WORK TO COMPLETE ->
1 – According to the forum thread on the Turkish song lyric, which song and which artist does the sentence "Yine seni ektim üstüme" come from?
2 – Carry on the forum thread on the Turkish song lyric from the point at which it stops.

# Ektim



## Poliglottesco

Herkese merhaba!

I am currently trhing to figure out the meaning of the sentence "Yine seni ektim üstüme" but so far I am coming with nothing. It's part of a song by Ido Tatlises called Ya Da Bos Ver.

The only thing I could come up with is "I planted you on me again" but that sounds ridiculous. Here are the full lyrics for more context aong with my translation attempt. 

Çok teşekkürler! 

Yarınlar Çok Güzel Olacak
Diye Kandırdın Beni
Bugünde Dünün
Yarını Değil Mi;?

Oyun Gibi Birşeydi Sanki
Ama Hiç Eğlendirmedi
Şimdi Sonumuz Ayaklar Altında
Hepsi Birlikte Tükendi Gitti

(2x)
Acımı Da Gömdüm Içime
*Yine Seni Ektim Üstüme*
Bir Gelsen Mi Acaba?

(Element and region listings)

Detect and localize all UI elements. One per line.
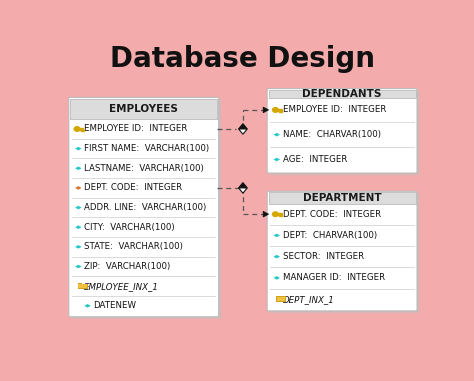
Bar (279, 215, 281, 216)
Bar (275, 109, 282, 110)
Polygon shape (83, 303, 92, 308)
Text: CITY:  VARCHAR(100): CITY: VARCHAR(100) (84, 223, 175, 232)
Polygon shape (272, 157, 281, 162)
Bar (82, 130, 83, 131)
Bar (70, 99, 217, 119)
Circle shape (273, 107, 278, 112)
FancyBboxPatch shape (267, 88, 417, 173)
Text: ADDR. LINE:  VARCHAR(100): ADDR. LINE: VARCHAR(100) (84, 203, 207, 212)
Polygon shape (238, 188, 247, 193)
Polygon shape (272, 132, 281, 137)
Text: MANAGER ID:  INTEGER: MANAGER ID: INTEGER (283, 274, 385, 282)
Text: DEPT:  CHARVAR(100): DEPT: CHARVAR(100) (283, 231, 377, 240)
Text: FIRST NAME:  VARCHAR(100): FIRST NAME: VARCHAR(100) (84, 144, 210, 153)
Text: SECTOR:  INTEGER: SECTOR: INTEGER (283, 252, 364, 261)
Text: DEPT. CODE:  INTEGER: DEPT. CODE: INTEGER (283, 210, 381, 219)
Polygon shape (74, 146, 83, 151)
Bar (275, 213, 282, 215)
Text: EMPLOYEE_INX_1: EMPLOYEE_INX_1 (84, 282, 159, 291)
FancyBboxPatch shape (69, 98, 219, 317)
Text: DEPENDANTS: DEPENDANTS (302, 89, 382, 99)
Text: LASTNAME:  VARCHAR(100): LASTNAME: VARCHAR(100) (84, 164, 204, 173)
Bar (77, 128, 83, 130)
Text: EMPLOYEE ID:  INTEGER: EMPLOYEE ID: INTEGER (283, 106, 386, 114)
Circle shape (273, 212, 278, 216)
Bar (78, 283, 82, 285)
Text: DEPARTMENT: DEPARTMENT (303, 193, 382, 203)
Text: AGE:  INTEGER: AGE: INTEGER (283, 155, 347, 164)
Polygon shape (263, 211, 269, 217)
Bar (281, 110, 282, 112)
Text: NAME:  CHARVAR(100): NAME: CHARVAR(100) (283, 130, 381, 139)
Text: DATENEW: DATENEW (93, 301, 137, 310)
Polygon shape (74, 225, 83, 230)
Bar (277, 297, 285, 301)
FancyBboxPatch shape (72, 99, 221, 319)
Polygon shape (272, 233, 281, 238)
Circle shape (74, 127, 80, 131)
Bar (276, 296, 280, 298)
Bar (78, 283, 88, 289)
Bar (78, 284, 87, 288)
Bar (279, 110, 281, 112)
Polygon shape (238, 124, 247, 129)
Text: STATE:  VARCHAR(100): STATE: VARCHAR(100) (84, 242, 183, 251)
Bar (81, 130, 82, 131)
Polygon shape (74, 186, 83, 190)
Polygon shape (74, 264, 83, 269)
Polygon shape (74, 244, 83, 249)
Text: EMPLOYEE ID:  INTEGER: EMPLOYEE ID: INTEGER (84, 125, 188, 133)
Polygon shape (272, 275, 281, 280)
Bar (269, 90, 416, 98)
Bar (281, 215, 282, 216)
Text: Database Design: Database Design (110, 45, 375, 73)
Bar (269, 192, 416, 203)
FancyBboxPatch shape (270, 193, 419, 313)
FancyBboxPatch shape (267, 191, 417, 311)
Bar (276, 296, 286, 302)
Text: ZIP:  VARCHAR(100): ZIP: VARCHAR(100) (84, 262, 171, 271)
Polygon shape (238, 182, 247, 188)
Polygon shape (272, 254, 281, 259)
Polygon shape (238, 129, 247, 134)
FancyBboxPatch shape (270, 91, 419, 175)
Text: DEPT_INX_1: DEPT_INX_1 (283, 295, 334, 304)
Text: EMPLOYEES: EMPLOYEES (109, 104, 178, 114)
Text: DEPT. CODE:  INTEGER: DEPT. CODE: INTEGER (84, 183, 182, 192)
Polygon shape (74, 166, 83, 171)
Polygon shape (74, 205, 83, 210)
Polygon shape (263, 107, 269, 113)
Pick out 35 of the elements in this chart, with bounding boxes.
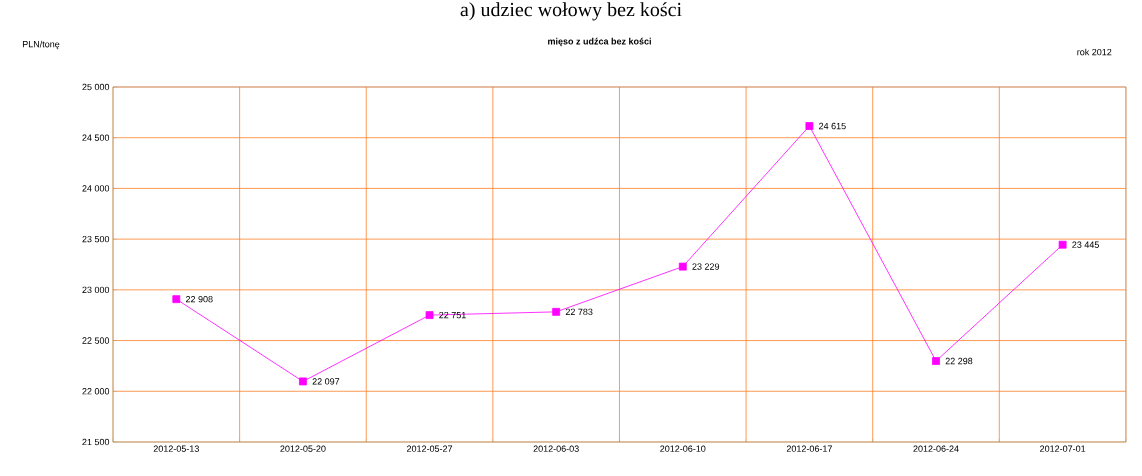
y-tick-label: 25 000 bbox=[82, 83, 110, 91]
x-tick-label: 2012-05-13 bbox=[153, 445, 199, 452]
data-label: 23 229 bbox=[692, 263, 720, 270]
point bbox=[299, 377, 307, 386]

WRITTEN RESPONSES ->
1 – It comes from the song "Ya Da Bos Ver" by Ido Tatlises.

2 –
Ya Da Boşver

You fooled me into thinking
That the future would be beautiful
Today is also tomorrow's yesterday, isn't it?

It's as if it were a game
But it wasn't entertaining at all
Now our end is below our feet
It's gone all at once

(2x)
I also buried my pain inside of me
*I planted you on me again*
I wonder if you will ever come
It doesn't matter


----------



## shafaq

Please expect no wisdom out there...
It's just as you came up with it... 
No more...
At least for me


----------



## RimeoftheAncientMariner

The future's gonna be so right
you fooled me
isn't today
yesterday's tomorrow ?

It was a game-like thing
Not any fun
Now our end's trampled under foot
All together squandered away
(2x)

I buried my pain inside
and again I have sprinkled you upon me
should you come or?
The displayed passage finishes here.